- **What needs to be done**: Return the entries verbatim and drop every picture.

Stored data:
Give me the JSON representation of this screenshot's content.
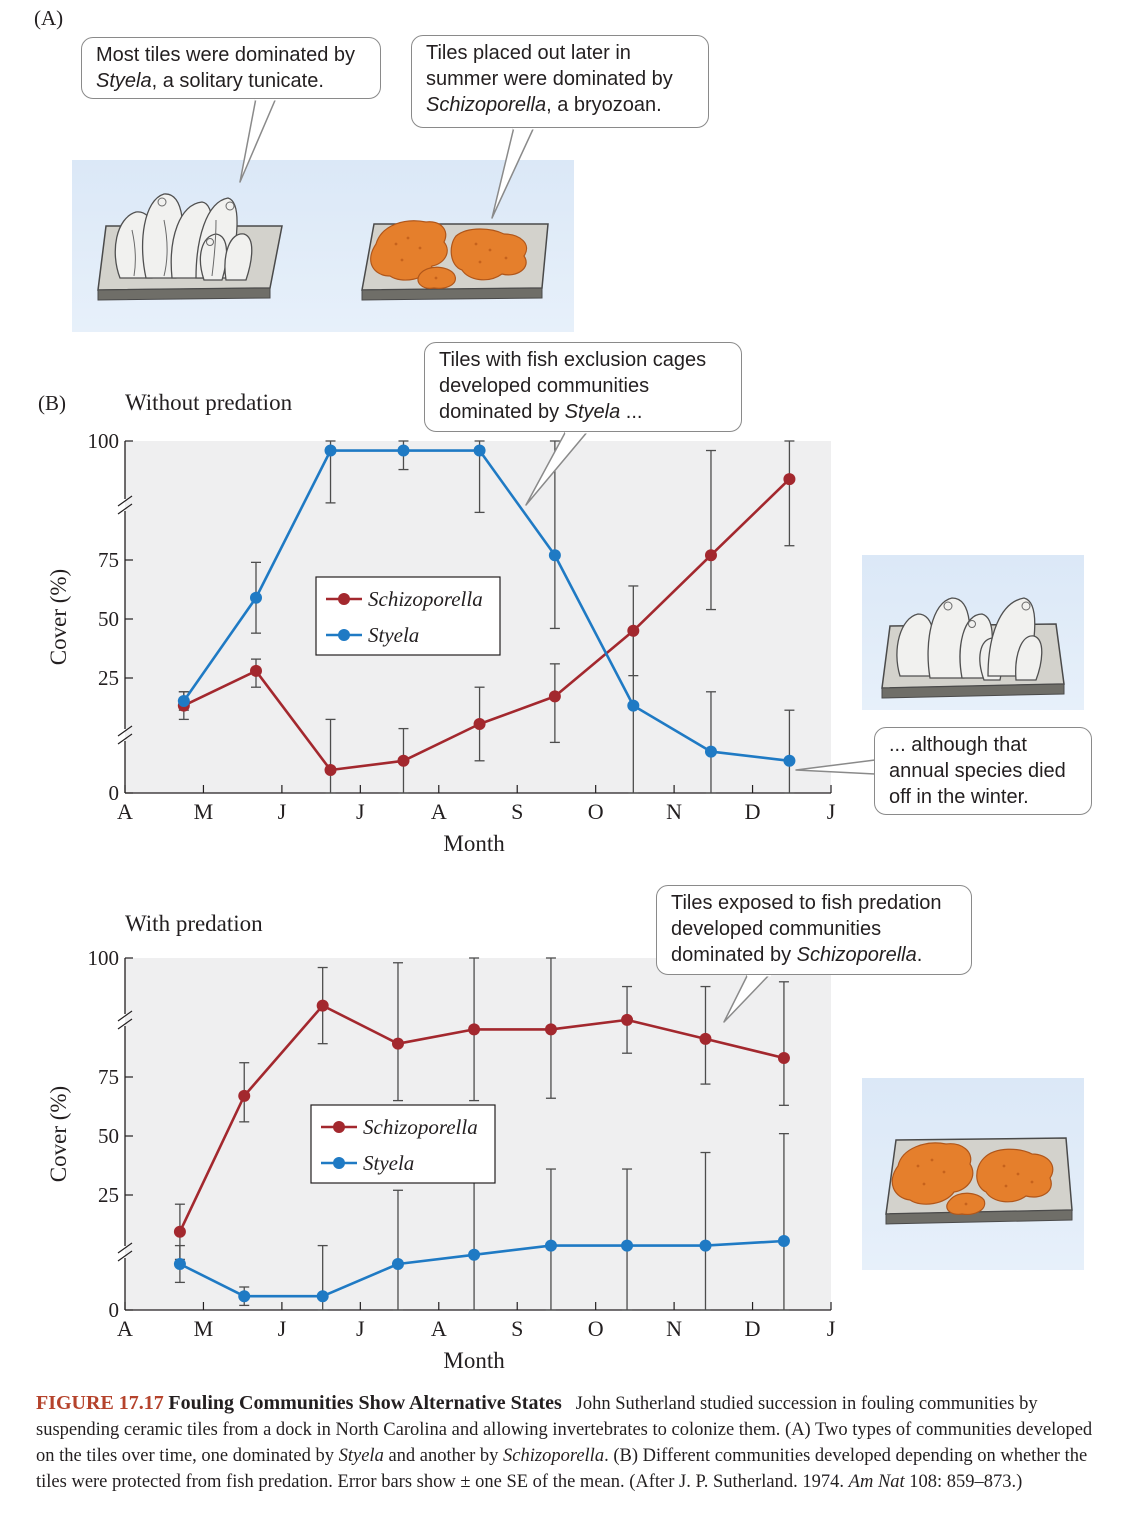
{
  "panel_a": {
    "label": "(A)",
    "callout_styela": {
      "pre": "Most tiles were dominated by ",
      "em": "Styela",
      "post": ", a solitary tunicate."
    },
    "callout_schizo": {
      "pre": "Tiles placed out later in summer were dominated by ",
      "em": "Schizoporella",
      "post": ", a bryozoan."
    }
  },
  "panel_b": {
    "label": "(B)",
    "callout_cages": {
      "pre": "Tiles with fish exclusion cages developed communities dominated by ",
      "em": "Styela",
      "post": " ..."
    },
    "callout_annual": {
      "text": "... although that annual species died off in the winter."
    },
    "callout_predation": {
      "pre": "Tiles exposed to fish predation developed communities dominated by ",
      "em": "Schizoporella",
      "post": "."
    }
  },
  "colors": {
    "schizoporella": "#a3282e",
    "styela": "#1f7ac4",
    "plot_bg": "#efeff0",
    "panel_blue": "#dde9f7",
    "tile_orange": "#e57f2c"
  },
  "chart_data": [
    {
      "type": "line",
      "title": "Without predation",
      "xlabel": "Month",
      "ylabel": "Cover (%)",
      "x_ticks": [
        "A",
        "M",
        "J",
        "J",
        "A",
        "S",
        "O",
        "N",
        "D",
        "J"
      ],
      "y_ticks": [
        "0",
        "25",
        "50",
        "75",
        "100"
      ],
      "axis_breaks": true,
      "legend": "center-left",
      "series": [
        {
          "name": "Schizoporella",
          "x": [
            0.75,
            1.67,
            2.62,
            3.55,
            4.52,
            5.48,
            6.48,
            7.47,
            8.47
          ],
          "y": [
            19,
            28,
            5,
            7,
            15,
            21,
            45,
            76,
            92
          ],
          "err": [
            3,
            5,
            11,
            7,
            8,
            10,
            19,
            22,
            14
          ]
        },
        {
          "name": "Styela",
          "x": [
            0.75,
            1.67,
            2.62,
            3.55,
            4.52,
            5.48,
            6.48,
            7.47,
            8.47
          ],
          "y": [
            20,
            59,
            98,
            98,
            98,
            76,
            19,
            9,
            7
          ],
          "err": [
            2,
            15,
            11,
            4,
            13,
            30,
            27,
            13,
            11
          ]
        }
      ]
    },
    {
      "type": "line",
      "title": "With predation",
      "xlabel": "Month",
      "ylabel": "Cover (%)",
      "x_ticks": [
        "A",
        "M",
        "J",
        "J",
        "A",
        "S",
        "O",
        "N",
        "D",
        "J"
      ],
      "y_ticks": [
        "0",
        "25",
        "50",
        "75",
        "100"
      ],
      "axis_breaks": true,
      "legend": "center-left",
      "series": [
        {
          "name": "Schizoporella",
          "x": [
            0.7,
            1.52,
            2.52,
            3.48,
            4.45,
            5.43,
            6.4,
            7.4,
            8.4
          ],
          "y": [
            17,
            67,
            90,
            82,
            85,
            85,
            87,
            83,
            79
          ],
          "err": [
            6,
            11,
            8,
            17,
            20,
            19,
            7,
            11,
            16
          ]
        },
        {
          "name": "Styela",
          "x": [
            0.7,
            1.52,
            2.52,
            3.48,
            4.45,
            5.43,
            6.4,
            7.4,
            8.4
          ],
          "y": [
            10,
            3,
            3,
            10,
            12,
            14,
            14,
            14,
            15
          ],
          "err": [
            4,
            2,
            11,
            17,
            21,
            22,
            22,
            29,
            36
          ]
        }
      ]
    }
  ],
  "caption": {
    "figure_number": "FIGURE 17.17",
    "figure_title": "Fouling Communities Show Alternative States",
    "t1": "John Sutherland studied succession in fouling communities by suspending ceramic tiles from a dock in North Carolina and allowing invertebrates to colonize them. (A) Two types of communities developed on the tiles over time, one dominated by ",
    "e1": "Styela",
    "t2": " and another by ",
    "e2": "Schizoporella",
    "t3": ". (B) Different communities developed depending on whether the tiles were protected from fish predation. Error bars show ± one SE of the mean. (After J. P. Sutherland. 1974. ",
    "e3": "Am Nat",
    "t4": " 108: 859–873.)"
  }
}
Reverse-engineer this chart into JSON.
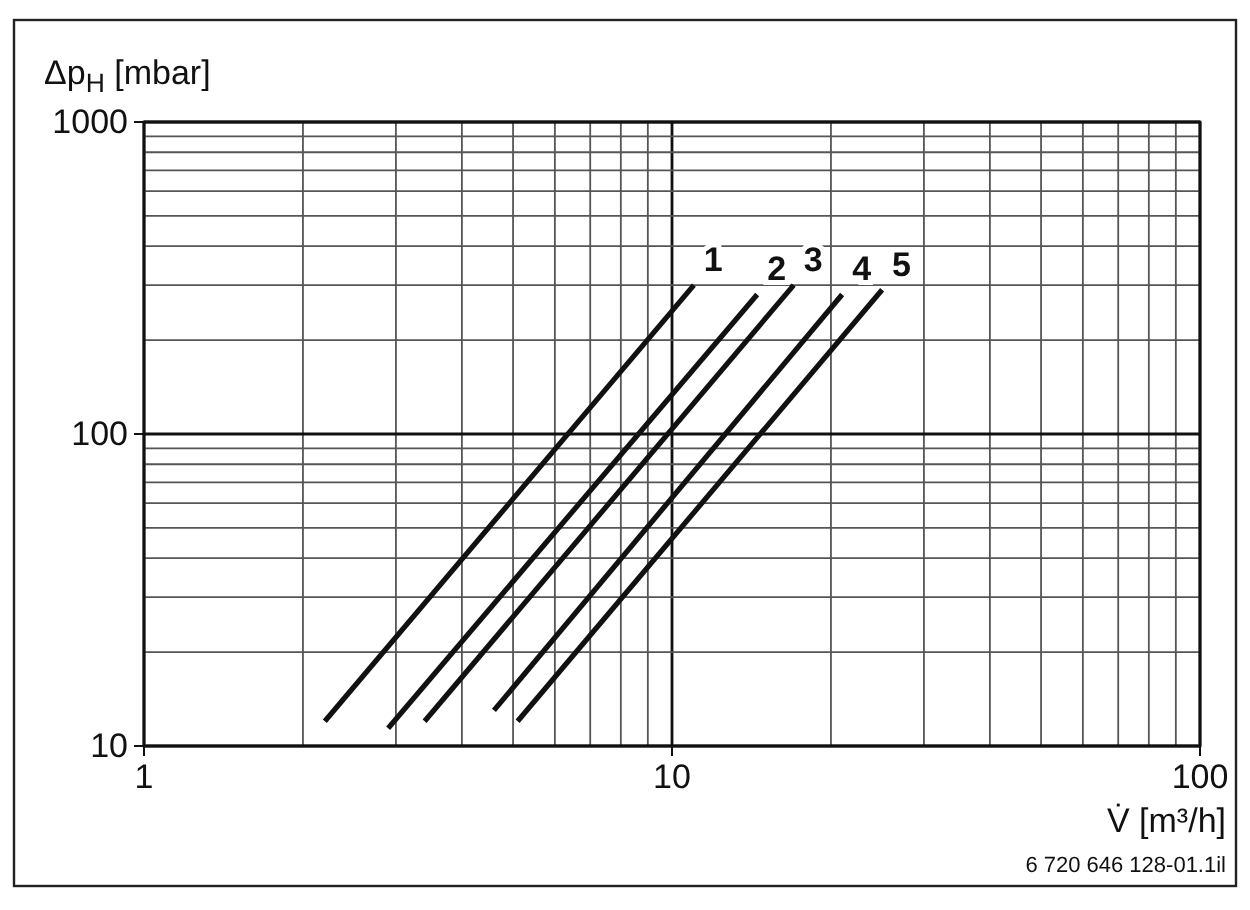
{
  "chart_data": {
    "type": "line",
    "xlabel": "V̇ [m³/h]",
    "ylabel": "Δp$_{H}$ [mbar]",
    "log": "xy",
    "xlim": [
      1,
      100
    ],
    "ylim": [
      10,
      1000
    ],
    "xticks": [
      1,
      10,
      100
    ],
    "yticks": [
      10,
      100,
      1000
    ],
    "grid": true,
    "line_style": "solid",
    "series": [
      {
        "name": "1",
        "color": "#111111",
        "x": [
          2.2,
          11
        ],
        "values": [
          12,
          300
        ]
      },
      {
        "name": "2",
        "color": "#111111",
        "x": [
          2.9,
          14.5
        ],
        "values": [
          11.4,
          280
        ]
      },
      {
        "name": "3",
        "color": "#111111",
        "x": [
          3.4,
          17
        ],
        "values": [
          12,
          300
        ]
      },
      {
        "name": "4",
        "color": "#111111",
        "x": [
          4.6,
          21
        ],
        "values": [
          13,
          280
        ]
      },
      {
        "name": "5",
        "color": "#111111",
        "x": [
          5.1,
          25
        ],
        "values": [
          12,
          290
        ]
      }
    ],
    "annotations": [
      "6 720 646 128-01.1il"
    ]
  }
}
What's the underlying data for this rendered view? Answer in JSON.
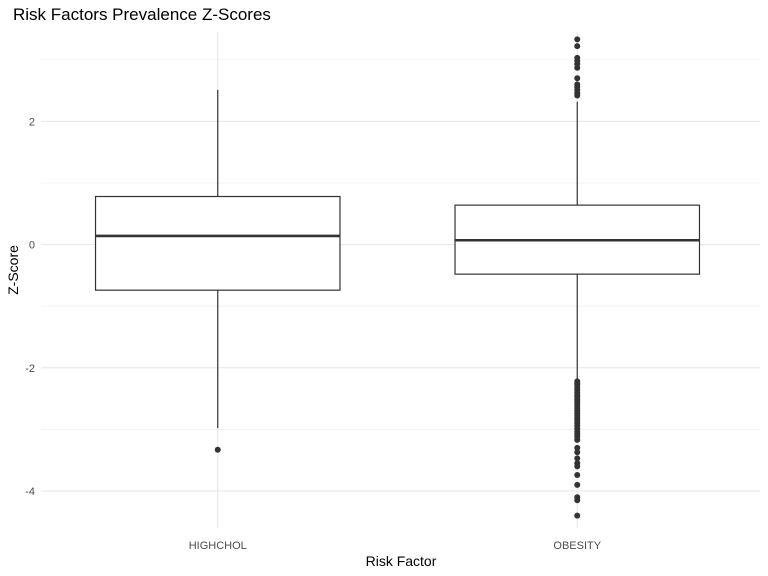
{
  "chart_data": {
    "type": "boxplot",
    "title": "Risk Factors Prevalence Z-Scores",
    "xlabel": "Risk Factor",
    "ylabel": "Z-Score",
    "categories": [
      "HIGHCHOL",
      "OBESITY"
    ],
    "ylim": [
      -4.6,
      3.45
    ],
    "yticks": [
      -4,
      -2,
      0,
      2
    ],
    "ytick_labels": [
      "-4",
      "-2",
      "0",
      "2"
    ],
    "grid": true,
    "boxes": [
      {
        "category": "HIGHCHOL",
        "whisker_low": -2.98,
        "q1": -0.74,
        "median": 0.14,
        "q3": 0.78,
        "whisker_high": 2.51,
        "outliers": [
          -3.33
        ]
      },
      {
        "category": "OBESITY",
        "whisker_low": -2.2,
        "q1": -0.48,
        "median": 0.07,
        "q3": 0.64,
        "whisker_high": 2.32,
        "outliers": [
          2.42,
          2.46,
          2.51,
          2.56,
          2.6,
          2.7,
          2.87,
          2.93,
          2.98,
          3.03,
          3.22,
          3.33,
          -2.22,
          -2.25,
          -2.28,
          -2.32,
          -2.36,
          -2.4,
          -2.44,
          -2.47,
          -2.51,
          -2.54,
          -2.58,
          -2.62,
          -2.66,
          -2.7,
          -2.74,
          -2.78,
          -2.82,
          -2.86,
          -2.9,
          -2.94,
          -2.99,
          -3.04,
          -3.08,
          -3.12,
          -3.17,
          -3.3,
          -3.37,
          -3.47,
          -3.55,
          -3.6,
          -3.74,
          -3.9,
          -4.1,
          -4.15,
          -4.4
        ]
      }
    ]
  }
}
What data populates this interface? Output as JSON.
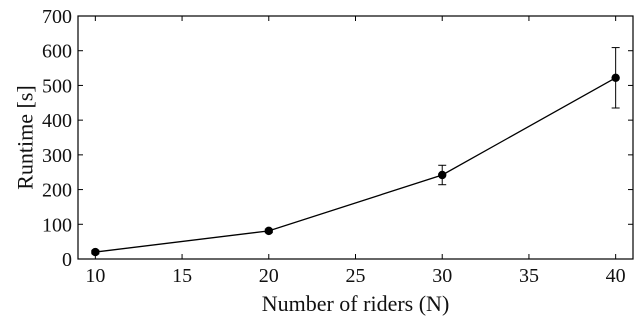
{
  "chart_data": {
    "type": "line",
    "xlabel": "Number of riders (N)",
    "ylabel": "Runtime [s]",
    "xlim": [
      9,
      41
    ],
    "ylim": [
      0,
      700
    ],
    "xticks": [
      10,
      15,
      20,
      25,
      30,
      35,
      40
    ],
    "yticks": [
      0,
      100,
      200,
      300,
      400,
      500,
      600,
      700
    ],
    "grid": false,
    "series": [
      {
        "x": [
          10,
          20,
          30,
          40
        ],
        "y": [
          20,
          81,
          242,
          522
        ],
        "error": [
          5,
          5,
          28,
          87
        ],
        "color": "#000000",
        "marker": "circle"
      }
    ]
  }
}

- **Answer to this problem**:
Give me the JSON representation of this screenshot's content.
{
  "panel_a": {
    "label": "(A)",
    "callout_styela": {
      "pre": "Most tiles were dominated by ",
      "em": "Styela",
      "post": ", a solitary tunicate."
    },
    "callout_schizo": {
      "pre": "Tiles placed out later in summer were dominated by ",
      "em": "Schizoporella",
      "post": ", a bryozoan."
    }
  },
  "panel_b": {
    "label": "(B)",
    "callout_cages": {
      "pre": "Tiles with fish exclusion cages developed communities dominated by ",
      "em": "Styela",
      "post": " ..."
    },
    "callout_annual": {
      "text": "... although that annual species died off in the winter."
    },
    "callout_predation": {
      "pre": "Tiles exposed to fish predation developed communities dominated by ",
      "em": "Schizoporella",
      "post": "."
    }
  },
  "colors": {
    "schizoporella": "#a3282e",
    "styela": "#1f7ac4",
    "plot_bg": "#efeff0",
    "panel_blue": "#dde9f7",
    "tile_orange": "#e57f2c"
  },
  "chart_data": [
    {
      "type": "line",
      "title": "Without predation",
      "xlabel": "Month",
      "ylabel": "Cover (%)",
      "x_ticks": [
        "A",
        "M",
        "J",
        "J",
        "A",
        "S",
        "O",
        "N",
        "D",
        "J"
      ],
      "y_ticks": [
        "0",
        "25",
        "50",
        "75",
        "100"
      ],
      "axis_breaks": true,
      "legend": "center-left",
      "series": [
        {
          "name": "Schizoporella",
          "x": [
            0.75,
            1.67,
            2.62,
            3.55,
            4.52,
            5.48,
            6.48,
            7.47,
            8.47
          ],
          "y": [
            19,
            28,
            5,
            7,
            15,
            21,
            45,
            76,
            92
          ],
          "err": [
            3,
            5,
            11,
            7,
            8,
            10,
            19,
            22,
            14
          ]
        },
        {
          "name": "Styela",
          "x": [
            0.75,
            1.67,
            2.62,
            3.55,
            4.52,
            5.48,
            6.48,
            7.47,
            8.47
          ],
          "y": [
            20,
            59,
            98,
            98,
            98,
            76,
            19,
            9,
            7
          ],
          "err": [
            2,
            15,
            11,
            4,
            13,
            30,
            27,
            13,
            11
          ]
        }
      ]
    },
    {
      "type": "line",
      "title": "With predation",
      "xlabel": "Month",
      "ylabel": "Cover (%)",
      "x_ticks": [
        "A",
        "M",
        "J",
        "J",
        "A",
        "S",
        "O",
        "N",
        "D",
        "J"
      ],
      "y_ticks": [
        "0",
        "25",
        "50",
        "75",
        "100"
      ],
      "axis_breaks": true,
      "legend": "center-left",
      "series": [
        {
          "name": "Schizoporella",
          "x": [
            0.7,
            1.52,
            2.52,
            3.48,
            4.45,
            5.43,
            6.4,
            7.4,
            8.4
          ],
          "y": [
            17,
            67,
            90,
            82,
            85,
            85,
            87,
            83,
            79
          ],
          "err": [
            6,
            11,
            8,
            17,
            20,
            19,
            7,
            11,
            16
          ]
        },
        {
          "name": "Styela",
          "x": [
            0.7,
            1.52,
            2.52,
            3.48,
            4.45,
            5.43,
            6.4,
            7.4,
            8.4
          ],
          "y": [
            10,
            3,
            3,
            10,
            12,
            14,
            14,
            14,
            15
          ],
          "err": [
            4,
            2,
            11,
            17,
            21,
            22,
            22,
            29,
            36
          ]
        }
      ]
    }
  ],
  "caption": {
    "figure_number": "FIGURE 17.17",
    "figure_title": "Fouling Communities Show Alternative States",
    "t1": "John Sutherland studied succession in fouling communities by suspending ceramic tiles from a dock in North Carolina and allowing invertebrates to colonize them. (A) Two types of communities developed on the tiles over time, one dominated by ",
    "e1": "Styela",
    "t2": " and another by ",
    "e2": "Schizoporella",
    "t3": ". (B) Different communities developed depending on whether the tiles were protected from fish predation. Error bars show ± one SE of the mean. (After J. P. Sutherland. 1974. ",
    "e3": "Am Nat",
    "t4": " 108: 859–873.)"
  }
}
Reverse-engineer this chart into JSON.
{
  "chart_data": {
    "type": "line",
    "xlabel": "V̇ [m³/h]",
    "ylabel": "Δp$_{H}$ [mbar]",
    "log": "xy",
    "xlim": [
      1,
      100
    ],
    "ylim": [
      10,
      1000
    ],
    "xticks": [
      1,
      10,
      100
    ],
    "yticks": [
      10,
      100,
      1000
    ],
    "grid": true,
    "line_style": "solid",
    "series": [
      {
        "name": "1",
        "color": "#111111",
        "x": [
          2.2,
          11
        ],
        "values": [
          12,
          300
        ]
      },
      {
        "name": "2",
        "color": "#111111",
        "x": [
          2.9,
          14.5
        ],
        "values": [
          11.4,
          280
        ]
      },
      {
        "name": "3",
        "color": "#111111",
        "x": [
          3.4,
          17
        ],
        "values": [
          12,
          300
        ]
      },
      {
        "name": "4",
        "color": "#111111",
        "x": [
          4.6,
          21
        ],
        "values": [
          13,
          280
        ]
      },
      {
        "name": "5",
        "color": "#111111",
        "x": [
          5.1,
          25
        ],
        "values": [
          12,
          290
        ]
      }
    ],
    "annotations": [
      "6 720 646 128-01.1il"
    ]
  }
}
What's the underlying data for this rendered view? Answer in JSON.
{
  "chart_data": {
    "type": "boxplot",
    "title": "Risk Factors Prevalence Z-Scores",
    "xlabel": "Risk Factor",
    "ylabel": "Z-Score",
    "categories": [
      "HIGHCHOL",
      "OBESITY"
    ],
    "ylim": [
      -4.6,
      3.45
    ],
    "yticks": [
      -4,
      -2,
      0,
      2
    ],
    "ytick_labels": [
      "-4",
      "-2",
      "0",
      "2"
    ],
    "grid": true,
    "boxes": [
      {
        "category": "HIGHCHOL",
        "whisker_low": -2.98,
        "q1": -0.74,
        "median": 0.14,
        "q3": 0.78,
        "whisker_high": 2.51,
        "outliers": [
          -3.33
        ]
      },
      {
        "category": "OBESITY",
        "whisker_low": -2.2,
        "q1": -0.48,
        "median": 0.07,
        "q3": 0.64,
        "whisker_high": 2.32,
        "outliers": [
          2.42,
          2.46,
          2.51,
          2.56,
          2.6,
          2.7,
          2.87,
          2.93,
          2.98,
          3.03,
          3.22,
          3.33,
          -2.22,
          -2.25,
          -2.28,
          -2.32,
          -2.36,
          -2.4,
          -2.44,
          -2.47,
          -2.51,
          -2.54,
          -2.58,
          -2.62,
          -2.66,
          -2.7,
          -2.74,
          -2.78,
          -2.82,
          -2.86,
          -2.9,
          -2.94,
          -2.99,
          -3.04,
          -3.08,
          -3.12,
          -3.17,
          -3.3,
          -3.37,
          -3.47,
          -3.55,
          -3.6,
          -3.74,
          -3.9,
          -4.1,
          -4.15,
          -4.4
        ]
      }
    ]
  }
}
What data populates this interface? Output as JSON.
{
  "chart_data": {
    "type": "line",
    "xlabel": "Number of riders (N)",
    "ylabel": "Runtime [s]",
    "xlim": [
      9,
      41
    ],
    "ylim": [
      0,
      700
    ],
    "xticks": [
      10,
      15,
      20,
      25,
      30,
      35,
      40
    ],
    "yticks": [
      0,
      100,
      200,
      300,
      400,
      500,
      600,
      700
    ],
    "grid": false,
    "series": [
      {
        "x": [
          10,
          20,
          30,
          40
        ],
        "y": [
          20,
          81,
          242,
          522
        ],
        "error": [
          5,
          5,
          28,
          87
        ],
        "color": "#000000",
        "marker": "circle"
      }
    ]
  }
}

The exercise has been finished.